● **Aim of the task**: Give every line back verbatim, dropping all images.

● **Input**:
· · ·

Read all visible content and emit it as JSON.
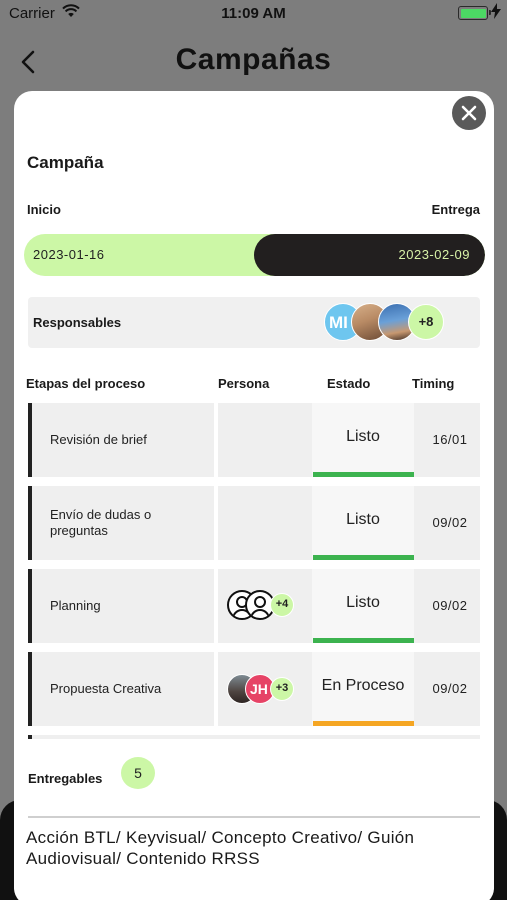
{
  "status_bar": {
    "carrier": "Carrier",
    "time": "11:09 AM"
  },
  "nav": {
    "title": "Campañas"
  },
  "modal": {
    "section_title": "Campaña",
    "start_label": "Inicio",
    "end_label": "Entrega",
    "start_date": "2023-01-16",
    "end_date": "2023-02-09",
    "responsables": {
      "label": "Responsables",
      "avatar_initials": "MI",
      "more_count": "+8"
    },
    "table": {
      "headers": [
        "Etapas del proceso",
        "Persona",
        "Estado",
        "Timing"
      ],
      "rows": [
        {
          "etapa": "Revisión de brief",
          "estado": "Listo",
          "timing": "16/01",
          "status_color": "#3cb34f"
        },
        {
          "etapa": "Envío de dudas o preguntas",
          "estado": "Listo",
          "timing": "09/02",
          "status_color": "#3cb34f"
        },
        {
          "etapa": "Planning",
          "estado": "Listo",
          "timing": "09/02",
          "status_color": "#3cb34f",
          "persona_more": "+4"
        },
        {
          "etapa": "Propuesta Creativa",
          "estado": "En Proceso",
          "timing": "09/02",
          "status_color": "#f5a623",
          "persona_initials": "JH",
          "persona_more": "+3"
        }
      ]
    },
    "entregables": {
      "label": "Entregables",
      "count": "5",
      "description": "Acción BTL/ Keyvisual/ Concepto Creativo/ Guión Audiovisual/ Contenido RRSS"
    }
  },
  "colors": {
    "accent_green": "#ccf7a6",
    "dark": "#221f1f",
    "done": "#3cb34f",
    "in_progress": "#f5a623"
  },
  "icons": [
    "wifi-icon",
    "battery-icon",
    "charging-bolt-icon",
    "back-chevron-icon",
    "close-icon",
    "user-placeholder-icon"
  ]
}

· · ·

● **Written response**:
Read all visible content and emit it as JSON.
{
  "status_bar": {
    "carrier": "Carrier",
    "time": "11:09 AM"
  },
  "nav": {
    "title": "Campañas"
  },
  "modal": {
    "section_title": "Campaña",
    "start_label": "Inicio",
    "end_label": "Entrega",
    "start_date": "2023-01-16",
    "end_date": "2023-02-09",
    "responsables": {
      "label": "Responsables",
      "avatar_initials": "MI",
      "more_count": "+8"
    },
    "table": {
      "headers": [
        "Etapas del proceso",
        "Persona",
        "Estado",
        "Timing"
      ],
      "rows": [
        {
          "etapa": "Revisión de brief",
          "estado": "Listo",
          "timing": "16/01",
          "status_color": "#3cb34f"
        },
        {
          "etapa": "Envío de dudas o preguntas",
          "estado": "Listo",
          "timing": "09/02",
          "status_color": "#3cb34f"
        },
        {
          "etapa": "Planning",
          "estado": "Listo",
          "timing": "09/02",
          "status_color": "#3cb34f",
          "persona_more": "+4"
        },
        {
          "etapa": "Propuesta Creativa",
          "estado": "En Proceso",
          "timing": "09/02",
          "status_color": "#f5a623",
          "persona_initials": "JH",
          "persona_more": "+3"
        }
      ]
    },
    "entregables": {
      "label": "Entregables",
      "count": "5",
      "description": "Acción BTL/ Keyvisual/ Concepto Creativo/ Guión Audiovisual/ Contenido RRSS"
    }
  },
  "colors": {
    "accent_green": "#ccf7a6",
    "dark": "#221f1f",
    "done": "#3cb34f",
    "in_progress": "#f5a623"
  },
  "icons": [
    "wifi-icon",
    "battery-icon",
    "charging-bolt-icon",
    "back-chevron-icon",
    "close-icon",
    "user-placeholder-icon"
  ]
}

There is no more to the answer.